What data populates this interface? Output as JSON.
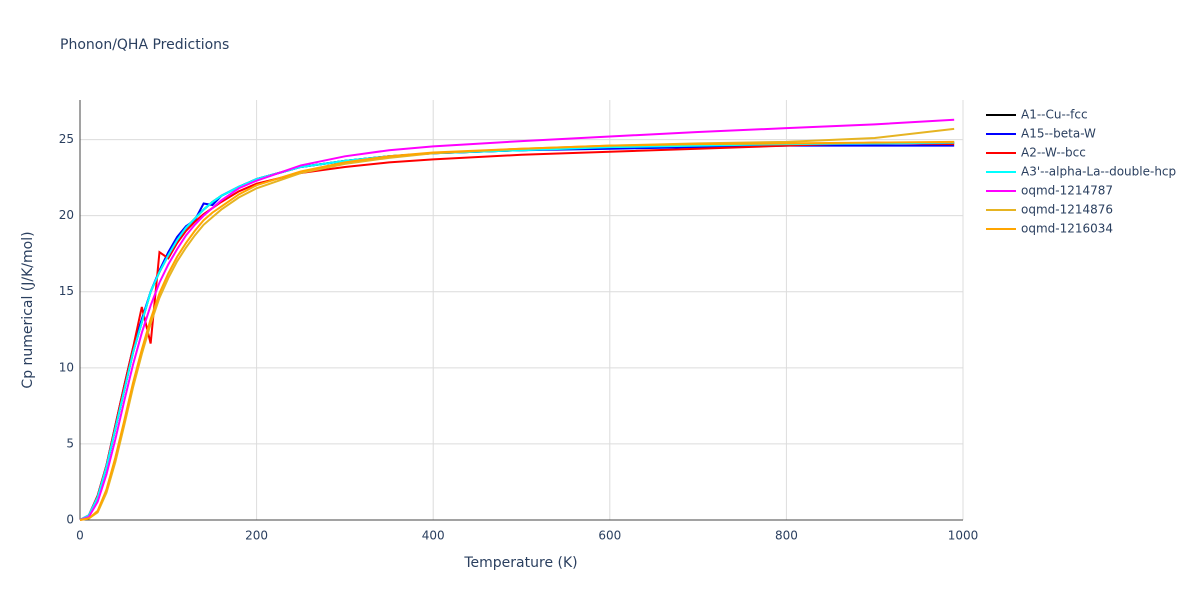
{
  "chart_data": {
    "type": "line",
    "title": "Phonon/QHA Predictions",
    "x_label": "Temperature (K)",
    "y_label": "Cp numerical (J/K/mol)",
    "x": [
      0,
      10,
      20,
      30,
      40,
      50,
      60,
      70,
      80,
      90,
      100,
      110,
      120,
      130,
      140,
      150,
      160,
      180,
      200,
      250,
      300,
      350,
      400,
      500,
      600,
      700,
      800,
      900,
      990
    ],
    "series": [
      {
        "name": "A1--Cu--fcc",
        "color": "#000000",
        "values": [
          0,
          0.3,
          1.5,
          3.5,
          6,
          8.5,
          11,
          13,
          15,
          16.3,
          17.4,
          18.4,
          19.2,
          19.8,
          20.4,
          20.9,
          21.3,
          21.9,
          22.4,
          23.2,
          23.6,
          23.9,
          24.1,
          24.3,
          24.5,
          24.6,
          24.7,
          24.75,
          24.8
        ]
      },
      {
        "name": "A15--beta-W",
        "color": "#0000ff",
        "values": [
          0,
          0.3,
          1.6,
          3.6,
          6.2,
          8.8,
          11.3,
          13.2,
          15,
          16.4,
          17.6,
          18.6,
          19.3,
          19.7,
          20.8,
          20.7,
          21.3,
          21.9,
          22.4,
          23.2,
          23.6,
          23.9,
          24.1,
          24.3,
          24.4,
          24.5,
          24.6,
          24.6,
          24.6
        ]
      },
      {
        "name": "A2--W--bcc",
        "color": "#ff0000",
        "values": [
          0,
          0.3,
          1.6,
          3.6,
          6.2,
          8.8,
          11.3,
          14,
          11.6,
          17.6,
          17.2,
          18.2,
          19,
          19.6,
          20.1,
          20.5,
          20.9,
          21.6,
          22.1,
          22.8,
          23.2,
          23.5,
          23.7,
          24,
          24.2,
          24.4,
          24.6,
          24.8,
          24.7
        ]
      },
      {
        "name": "A3'--alpha-La--double-hcp",
        "color": "#00ffff",
        "values": [
          0,
          0.3,
          1.5,
          3.5,
          6,
          8.5,
          11,
          13,
          15,
          16.3,
          17.4,
          18.4,
          19.2,
          19.8,
          20.4,
          20.9,
          21.3,
          21.9,
          22.4,
          23.2,
          23.6,
          23.9,
          24.1,
          24.3,
          24.5,
          24.6,
          24.7,
          24.75,
          24.8
        ]
      },
      {
        "name": "oqmd-1214787",
        "color": "#ff00ff",
        "values": [
          0,
          0.2,
          1.2,
          3,
          5.3,
          7.8,
          10.2,
          12.3,
          14.1,
          15.6,
          16.8,
          17.8,
          18.7,
          19.4,
          20,
          20.5,
          21,
          21.8,
          22.3,
          23.3,
          23.9,
          24.3,
          24.55,
          24.9,
          25.2,
          25.5,
          25.75,
          26,
          26.3
        ]
      },
      {
        "name": "oqmd-1214876",
        "color": "#e6b422",
        "values": [
          0,
          0.1,
          0.5,
          1.8,
          3.8,
          6.2,
          8.7,
          10.9,
          12.9,
          14.6,
          15.9,
          17,
          17.9,
          18.7,
          19.4,
          19.9,
          20.4,
          21.2,
          21.8,
          22.8,
          23.4,
          23.8,
          24.1,
          24.4,
          24.6,
          24.75,
          24.85,
          25.1,
          25.7
        ]
      },
      {
        "name": "oqmd-1216034",
        "color": "#ffa500",
        "values": [
          0,
          0.1,
          0.6,
          2,
          4.1,
          6.5,
          9,
          11.2,
          13.2,
          14.9,
          16.2,
          17.3,
          18.2,
          19,
          19.7,
          20.2,
          20.6,
          21.4,
          22,
          22.9,
          23.5,
          23.9,
          24.15,
          24.4,
          24.6,
          24.7,
          24.75,
          24.8,
          24.85
        ]
      }
    ],
    "xlim": [
      0,
      1000
    ],
    "ylim": [
      0,
      27.6
    ],
    "xticks": [
      0,
      200,
      400,
      600,
      800,
      1000
    ],
    "yticks": [
      0,
      5,
      10,
      15,
      20,
      25
    ],
    "grid": true,
    "legend": "right"
  }
}
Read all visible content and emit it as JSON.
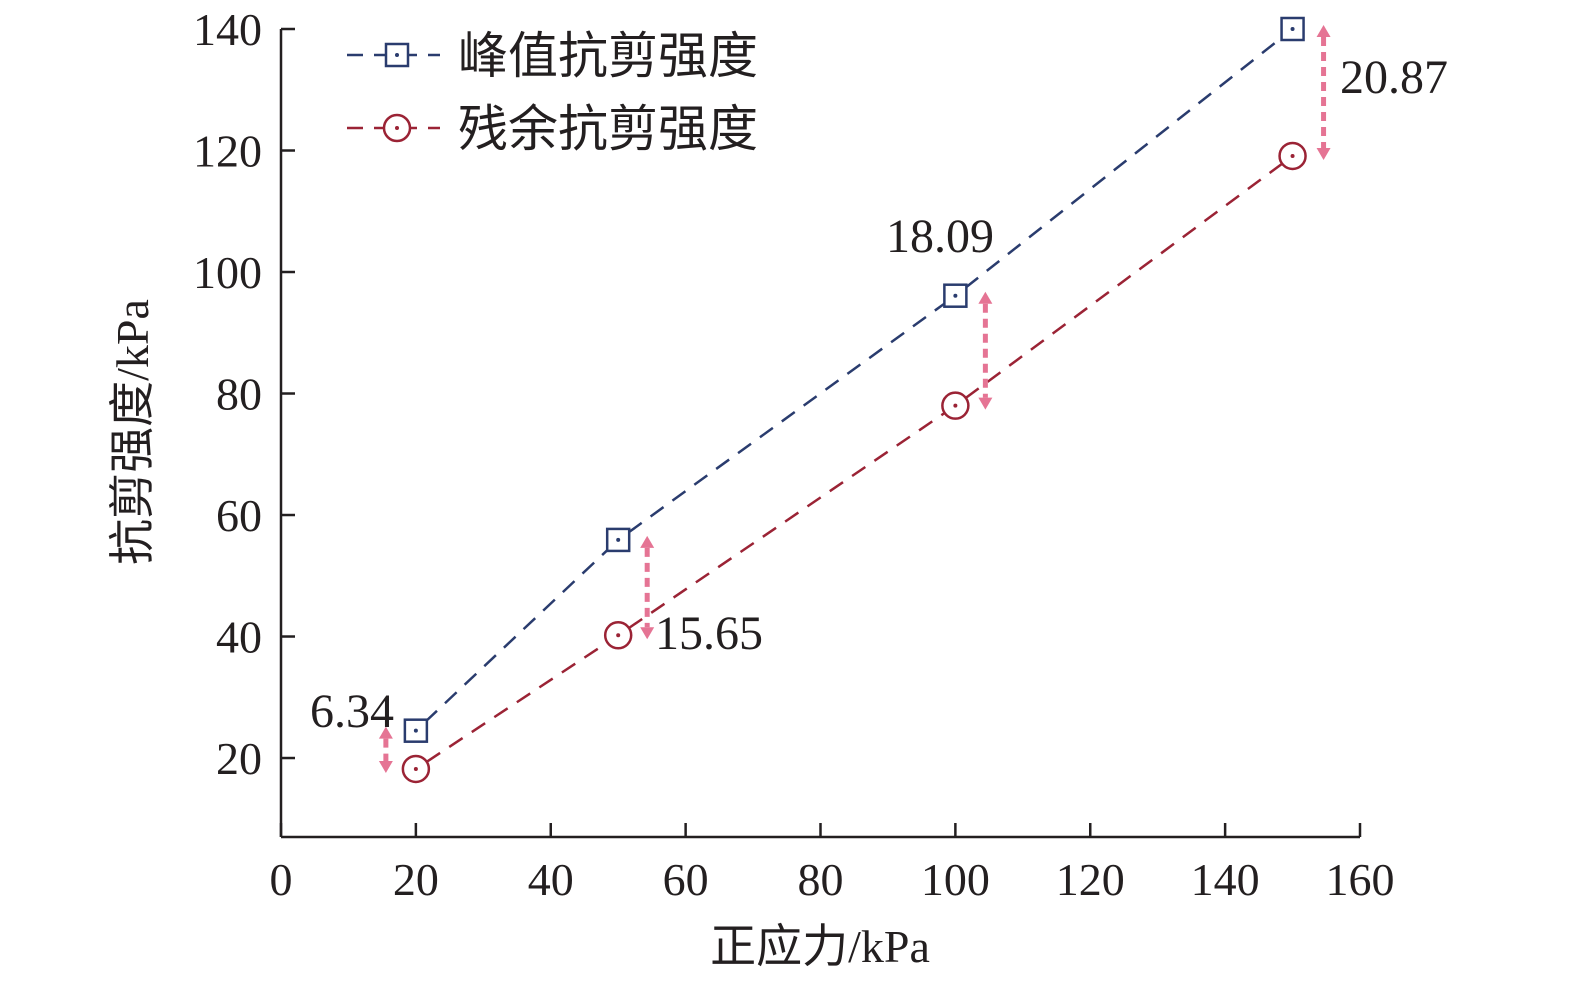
{
  "chart_data": {
    "type": "line",
    "xlabel": "正应力/kPa",
    "ylabel": "抗剪强度/kPa",
    "xlim": [
      0,
      160
    ],
    "ylim": [
      7,
      140
    ],
    "xticks": [
      0,
      20,
      40,
      60,
      80,
      100,
      120,
      140,
      160
    ],
    "yticks": [
      20,
      40,
      60,
      80,
      100,
      120,
      140
    ],
    "grid": false,
    "legend_position": "top-left",
    "x": [
      20,
      50,
      100,
      150
    ],
    "series": [
      {
        "name": "峰值抗剪强度",
        "values": [
          24.5,
          55.9,
          96.1,
          140.0
        ],
        "color": "#2a3c6e",
        "marker": "square-dot",
        "line_style": "dashed"
      },
      {
        "name": "残余抗剪强度",
        "values": [
          18.2,
          40.2,
          78.0,
          119.1
        ],
        "color": "#9b2335",
        "marker": "circle-dot",
        "line_style": "dashed"
      }
    ],
    "annotations": [
      {
        "text": "6.34",
        "x": 20,
        "from": 24.5,
        "to": 18.2
      },
      {
        "text": "15.65",
        "x": 50,
        "from": 55.9,
        "to": 40.2
      },
      {
        "text": "18.09",
        "x": 100,
        "from": 96.1,
        "to": 78.0
      },
      {
        "text": "20.87",
        "x": 150,
        "from": 140.0,
        "to": 119.1
      }
    ],
    "annotation_color": "#e57494"
  }
}
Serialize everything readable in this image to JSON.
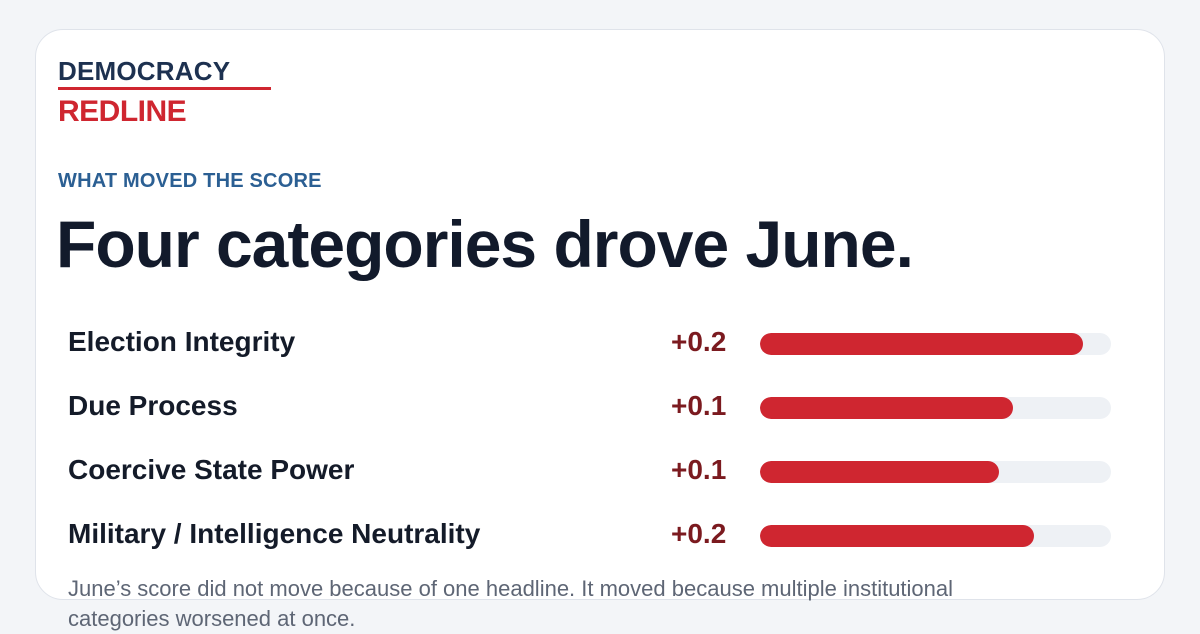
{
  "brand": {
    "line1": "DEMOCRACY",
    "line2": "REDLINE",
    "accent": "#cf2630",
    "navy": "#1d3150"
  },
  "eyebrow": "WHAT MOVED THE SCORE",
  "headline": "Four categories drove June.",
  "categories": [
    {
      "label": "Election Integrity",
      "delta": "+0.2",
      "bar_fraction": 0.92
    },
    {
      "label": "Due Process",
      "delta": "+0.1",
      "bar_fraction": 0.72
    },
    {
      "label": "Coercive State Power",
      "delta": "+0.1",
      "bar_fraction": 0.68
    },
    {
      "label": "Military / Intelligence Neutrality",
      "delta": "+0.2",
      "bar_fraction": 0.78
    }
  ],
  "footnote": "June’s score did not move because of one headline. It moved because multiple institutional categories worsened at once."
}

+ + + + + + +

Repeat the listing in full and exactly. Do not include any images.

What data populates this interface? Output as JSON.
{
  "chart_data": {
    "type": "line",
    "title": "Phonon/QHA Predictions",
    "x_label": "Temperature (K)",
    "y_label": "Cp numerical (J/K/mol)",
    "x": [
      0,
      10,
      20,
      30,
      40,
      50,
      60,
      70,
      80,
      90,
      100,
      110,
      120,
      130,
      140,
      150,
      160,
      180,
      200,
      250,
      300,
      350,
      400,
      500,
      600,
      700,
      800,
      900,
      990
    ],
    "series": [
      {
        "name": "A1--Cu--fcc",
        "color": "#000000",
        "values": [
          0,
          0.3,
          1.5,
          3.5,
          6,
          8.5,
          11,
          13,
          15,
          16.3,
          17.4,
          18.4,
          19.2,
          19.8,
          20.4,
          20.9,
          21.3,
          21.9,
          22.4,
          23.2,
          23.6,
          23.9,
          24.1,
          24.3,
          24.5,
          24.6,
          24.7,
          24.75,
          24.8
        ]
      },
      {
        "name": "A15--beta-W",
        "color": "#0000ff",
        "values": [
          0,
          0.3,
          1.6,
          3.6,
          6.2,
          8.8,
          11.3,
          13.2,
          15,
          16.4,
          17.6,
          18.6,
          19.3,
          19.7,
          20.8,
          20.7,
          21.3,
          21.9,
          22.4,
          23.2,
          23.6,
          23.9,
          24.1,
          24.3,
          24.4,
          24.5,
          24.6,
          24.6,
          24.6
        ]
      },
      {
        "name": "A2--W--bcc",
        "color": "#ff0000",
        "values": [
          0,
          0.3,
          1.6,
          3.6,
          6.2,
          8.8,
          11.3,
          14,
          11.6,
          17.6,
          17.2,
          18.2,
          19,
          19.6,
          20.1,
          20.5,
          20.9,
          21.6,
          22.1,
          22.8,
          23.2,
          23.5,
          23.7,
          24,
          24.2,
          24.4,
          24.6,
          24.8,
          24.7
        ]
      },
      {
        "name": "A3'--alpha-La--double-hcp",
        "color": "#00ffff",
        "values": [
          0,
          0.3,
          1.5,
          3.5,
          6,
          8.5,
          11,
          13,
          15,
          16.3,
          17.4,
          18.4,
          19.2,
          19.8,
          20.4,
          20.9,
          21.3,
          21.9,
          22.4,
          23.2,
          23.6,
          23.9,
          24.1,
          24.3,
          24.5,
          24.6,
          24.7,
          24.75,
          24.8
        ]
      },
      {
        "name": "oqmd-1214787",
        "color": "#ff00ff",
        "values": [
          0,
          0.2,
          1.2,
          3,
          5.3,
          7.8,
          10.2,
          12.3,
          14.1,
          15.6,
          16.8,
          17.8,
          18.7,
          19.4,
          20,
          20.5,
          21,
          21.8,
          22.3,
          23.3,
          23.9,
          24.3,
          24.55,
          24.9,
          25.2,
          25.5,
          25.75,
          26,
          26.3
        ]
      },
      {
        "name": "oqmd-1214876",
        "color": "#e6b422",
        "values": [
          0,
          0.1,
          0.5,
          1.8,
          3.8,
          6.2,
          8.7,
          10.9,
          12.9,
          14.6,
          15.9,
          17,
          17.9,
          18.7,
          19.4,
          19.9,
          20.4,
          21.2,
          21.8,
          22.8,
          23.4,
          23.8,
          24.1,
          24.4,
          24.6,
          24.75,
          24.85,
          25.1,
          25.7
        ]
      },
      {
        "name": "oqmd-1216034",
        "color": "#ffa500",
        "values": [
          0,
          0.1,
          0.6,
          2,
          4.1,
          6.5,
          9,
          11.2,
          13.2,
          14.9,
          16.2,
          17.3,
          18.2,
          19,
          19.7,
          20.2,
          20.6,
          21.4,
          22,
          22.9,
          23.5,
          23.9,
          24.15,
          24.4,
          24.6,
          24.7,
          24.75,
          24.8,
          24.85
        ]
      }
    ],
    "xlim": [
      0,
      1000
    ],
    "ylim": [
      0,
      27.6
    ],
    "xticks": [
      0,
      200,
      400,
      600,
      800,
      1000
    ],
    "yticks": [
      0,
      5,
      10,
      15,
      20,
      25
    ],
    "grid": true,
    "legend": "right"
  }
}
Read all visible content and emit it as JSON.
{
  "chart_data": {
    "type": "line",
    "xlabel": "正应力/kPa",
    "ylabel": "抗剪强度/kPa",
    "xlim": [
      0,
      160
    ],
    "ylim": [
      7,
      140
    ],
    "xticks": [
      0,
      20,
      40,
      60,
      80,
      100,
      120,
      140,
      160
    ],
    "yticks": [
      20,
      40,
      60,
      80,
      100,
      120,
      140
    ],
    "grid": false,
    "legend_position": "top-left",
    "x": [
      20,
      50,
      100,
      150
    ],
    "series": [
      {
        "name": "峰值抗剪强度",
        "values": [
          24.5,
          55.9,
          96.1,
          140.0
        ],
        "color": "#2a3c6e",
        "marker": "square-dot",
        "line_style": "dashed"
      },
      {
        "name": "残余抗剪强度",
        "values": [
          18.2,
          40.2,
          78.0,
          119.1
        ],
        "color": "#9b2335",
        "marker": "circle-dot",
        "line_style": "dashed"
      }
    ],
    "annotations": [
      {
        "text": "6.34",
        "x": 20,
        "from": 24.5,
        "to": 18.2
      },
      {
        "text": "15.65",
        "x": 50,
        "from": 55.9,
        "to": 40.2
      },
      {
        "text": "18.09",
        "x": 100,
        "from": 96.1,
        "to": 78.0
      },
      {
        "text": "20.87",
        "x": 150,
        "from": 140.0,
        "to": 119.1
      }
    ],
    "annotation_color": "#e57494"
  }
}
Serialize everything readable in this image to JSON.
{
  "brand": {
    "line1": "DEMOCRACY",
    "line2": "REDLINE",
    "accent": "#cf2630",
    "navy": "#1d3150"
  },
  "eyebrow": "WHAT MOVED THE SCORE",
  "headline": "Four categories drove June.",
  "categories": [
    {
      "label": "Election Integrity",
      "delta": "+0.2",
      "bar_fraction": 0.92
    },
    {
      "label": "Due Process",
      "delta": "+0.1",
      "bar_fraction": 0.72
    },
    {
      "label": "Coercive State Power",
      "delta": "+0.1",
      "bar_fraction": 0.68
    },
    {
      "label": "Military / Intelligence Neutrality",
      "delta": "+0.2",
      "bar_fraction": 0.78
    }
  ],
  "footnote": "June’s score did not move because of one headline. It moved because multiple institutional categories worsened at once."
}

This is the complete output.